Dataset records ->
- - -

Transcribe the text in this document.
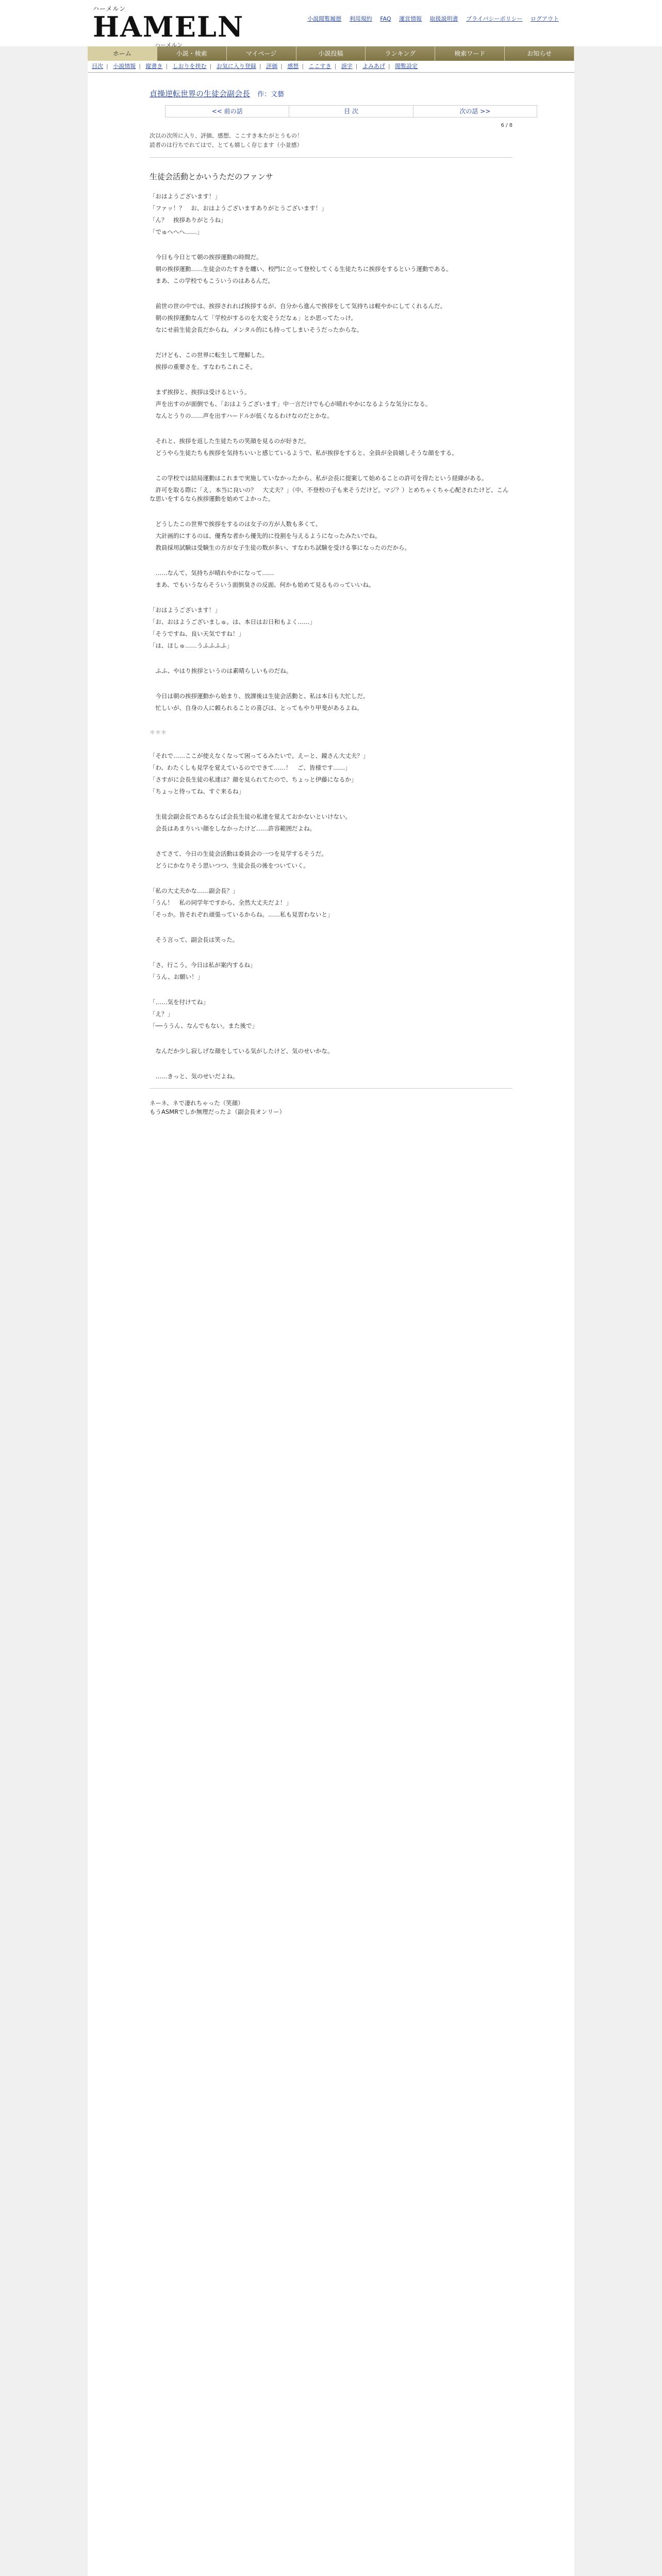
ハーメルン
HAMELN
ハーメルン
小説閲覧履歴 利用規約 FAQ 運営情報 取扱説明書 プライバシーポリシー ログアウト
ホーム	小説・検索	マイページ	小説投稿	ランキング	検索ワード	お知らせ
目次 | 小説情報 | 縦書き | しおりを挟む | お気に入り登録 | 評価 | 感想 | ここすき | 誤字 | よみあげ | 閲覧設定
貞操逆転世界の生徒会副会長 作：文藝
<< 前の話	目 次	次の話 >>
6 / 8
次以の次所に入り、評価、感想、ここすき本たがとうもの！
読者のは行ちでれてはで、とても嬉しく存じます（小並感）
生徒会活動とかいうただのファンサ

「おはようございます！」

「ファッ！？　お、おはようございますありがとうございます！」

「ん？　挨拶ありがとうね」

「でゅへへへ……」

　今日も今日とて朝の挨拶運動の時間だ。

　朝の挨拶運動……生徒会のたすきを纏い、校門に立って登校してくる生徒たちに挨拶をするという運動である。

　まあ、この学校でもこういうのはあるんだ。

　前世の世の中では、挨拶されれば挨拶するが、自分から進んで挨拶をして気持ちは軽やかにしてくれるんだ。

　朝の挨拶運動なんて「学校がするのを大変そうだなぁ」とか思ってたっけ。

　なにせ前生徒会長だからね。メンタル的にも持ってしまいそうだったからな。

　だけども、この世界に転生して理解した。

　挨拶の重要さを。すなわちこれこそ。

　まず挨拶と、挨拶は受けるという。

　声を出すのが面倒でも、「おはようございます」中一言だけでも心が晴れやかになるような気分になる。

　なんとうりの……声を出すハードルが低くなるわけなのだとかな。

　それと、挨拶を返した生徒たちの笑顔を見るのが好きだ。

　どうやら生徒たちも挨拶を気持ちいいと感じているようで、私が挨拶をすると、全員が全員嬉しそうな顔をする。

　この学校では結局運動はこれまで実施していなかったから、私が会長に提案して始めることの許可を得たという経緯がある。

　許可を取る際に「え、本当に良いの？　大丈夫？」（中、不登校の子も来そうだけど。マジ？）とめちゃくちゃ心配されたけど、こんな思いをするなら挨拶運動を始めてよかった。

　どうしたこの世界で挨拶をするのは女子の方が人数も多くて、

　大計画的にするのは、優秀な者から優先的に役割を与えるようになったみたいでね。

　教員採用試験は受験生の方が女子生徒の数が多い、すなわち試験を受ける事になったのだから。

　……なんて、気持ちが晴れやかになって……

　まあ、でもいうならそういう面倒臭さの反面、何かも始めて見るものっていいね。

「おはようございます！」

「お、おはようございましゅ。は、本日はお日和もよく……」

「そうですね、良い天気ですね！」

「は、ほしゅ……うふふふふ」

　ふふ、やはり挨拶というのは素晴らしいものだね。

　今日は朝の挨拶運動から始まり、放課後は生徒会活動と、私は本日も大忙しだ。

　忙しいが、自身の人に頼られることの喜びは、とってもやり甲斐があるよね。

＊＊＊

「それで……ここが使えなくなって困ってるみたいで。えーと、鏡さん大丈夫？」

「わ、わたくしも見学を覚えているのでできて……！　ご、皆様です……」

「さすがに会長生徒の私達は？顔を見られてたので、ちょっと伊藤になるか」

「ちょっと待ってね、すぐ来るね」

　生徒会副会長であるならば会長生徒の私達を覚えておかないといけない。

　会長はあまりいい顔をしなかったけど……許容範囲だよね。

　さてさて、今日の生徒会活動は委員会の一つを見学するそうだ。

　どうにかなりそう思いつつ、生徒会長の後をついていく。

「私の大丈夫かな……副会長？」

「うん！　私の同学年ですから、全然大丈夫だよ！」

「そっか。皆それぞれ頑張っているからね。……私も見習わないと」

　そう言って、副会長は笑った。

「さ、行こう。今日は私が案内するね」

「うん、お願い！」

「……気を付けてね」

「え？」

「──ううん、なんでもない。また後で」

　なんだか少し寂しげな顔をしている気がしたけど、気のせいかな。

　……きっと、気のせいだよね。

ネーネ、ネで凄れちゃった（笑顔）
もうASMRでしか無理だったよ（副会長オンリー）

- - -

What needs to be done ->
Transcribe all of the entries word for word, but skip any pictures they contain.

Answer for the task ->
Transcribe the text in this document.
ハーメルン
HAMELN
ハーメルン
小説閲覧履歴 利用規約 FAQ 運営情報 取扱説明書 プライバシーポリシー ログアウト
ホーム	小説・検索	マイページ	小説投稿	ランキング	検索ワード	お知らせ
目次 | 小説情報 | 縦書き | しおりを挟む | お気に入り登録 | 評価 | 感想 | ここすき | 誤字 | よみあげ | 閲覧設定
貞操逆転世界の生徒会副会長 作：文藝
<< 前の話	目 次	次の話 >>
6 / 8
次以の次所に入り、評価、感想、ここすき本たがとうもの！
読者のは行ちでれてはで、とても嬉しく存じます（小並感）
生徒会活動とかいうただのファンサ

「おはようございます！」

「ファッ！？　お、おはようございますありがとうございます！」

「ん？　挨拶ありがとうね」

「でゅへへへ……」

　今日も今日とて朝の挨拶運動の時間だ。

　朝の挨拶運動……生徒会のたすきを纏い、校門に立って登校してくる生徒たちに挨拶をするという運動である。

　まあ、この学校でもこういうのはあるんだ。

　前世の世の中では、挨拶されれば挨拶するが、自分から進んで挨拶をして気持ちは軽やかにしてくれるんだ。

　朝の挨拶運動なんて「学校がするのを大変そうだなぁ」とか思ってたっけ。

　なにせ前生徒会長だからね。メンタル的にも持ってしまいそうだったからな。

　だけども、この世界に転生して理解した。

　挨拶の重要さを。すなわちこれこそ。

　まず挨拶と、挨拶は受けるという。

　声を出すのが面倒でも、「おはようございます」中一言だけでも心が晴れやかになるような気分になる。

　なんとうりの……声を出すハードルが低くなるわけなのだとかな。

　それと、挨拶を返した生徒たちの笑顔を見るのが好きだ。

　どうやら生徒たちも挨拶を気持ちいいと感じているようで、私が挨拶をすると、全員が全員嬉しそうな顔をする。

　この学校では結局運動はこれまで実施していなかったから、私が会長に提案して始めることの許可を得たという経緯がある。

　許可を取る際に「え、本当に良いの？　大丈夫？」（中、不登校の子も来そうだけど。マジ？）とめちゃくちゃ心配されたけど、こんな思いをするなら挨拶運動を始めてよかった。

　どうしたこの世界で挨拶をするのは女子の方が人数も多くて、

　大計画的にするのは、優秀な者から優先的に役割を与えるようになったみたいでね。

　教員採用試験は受験生の方が女子生徒の数が多い、すなわち試験を受ける事になったのだから。

　……なんて、気持ちが晴れやかになって……

　まあ、でもいうならそういう面倒臭さの反面、何かも始めて見るものっていいね。

「おはようございます！」

「お、おはようございましゅ。は、本日はお日和もよく……」

「そうですね、良い天気ですね！」

「は、ほしゅ……うふふふふ」

　ふふ、やはり挨拶というのは素晴らしいものだね。

　今日は朝の挨拶運動から始まり、放課後は生徒会活動と、私は本日も大忙しだ。

　忙しいが、自身の人に頼られることの喜びは、とってもやり甲斐があるよね。

＊＊＊

「それで……ここが使えなくなって困ってるみたいで。えーと、鏡さん大丈夫？」

「わ、わたくしも見学を覚えているのでできて……！　ご、皆様です……」

「さすがに会長生徒の私達は？顔を見られてたので、ちょっと伊藤になるか」

「ちょっと待ってね、すぐ来るね」

　生徒会副会長であるならば会長生徒の私達を覚えておかないといけない。

　会長はあまりいい顔をしなかったけど……許容範囲だよね。

　さてさて、今日の生徒会活動は委員会の一つを見学するそうだ。

　どうにかなりそう思いつつ、生徒会長の後をついていく。

「私の大丈夫かな……副会長？」

「うん！　私の同学年ですから、全然大丈夫だよ！」

「そっか。皆それぞれ頑張っているからね。……私も見習わないと」

　そう言って、副会長は笑った。

「さ、行こう。今日は私が案内するね」

「うん、お願い！」

「……気を付けてね」

「え？」

「──ううん、なんでもない。また後で」

　なんだか少し寂しげな顔をしている気がしたけど、気のせいかな。

　……きっと、気のせいだよね。

ネーネ、ネで凄れちゃった（笑顔）
もうASMRでしか無理だったよ（副会長オンリー）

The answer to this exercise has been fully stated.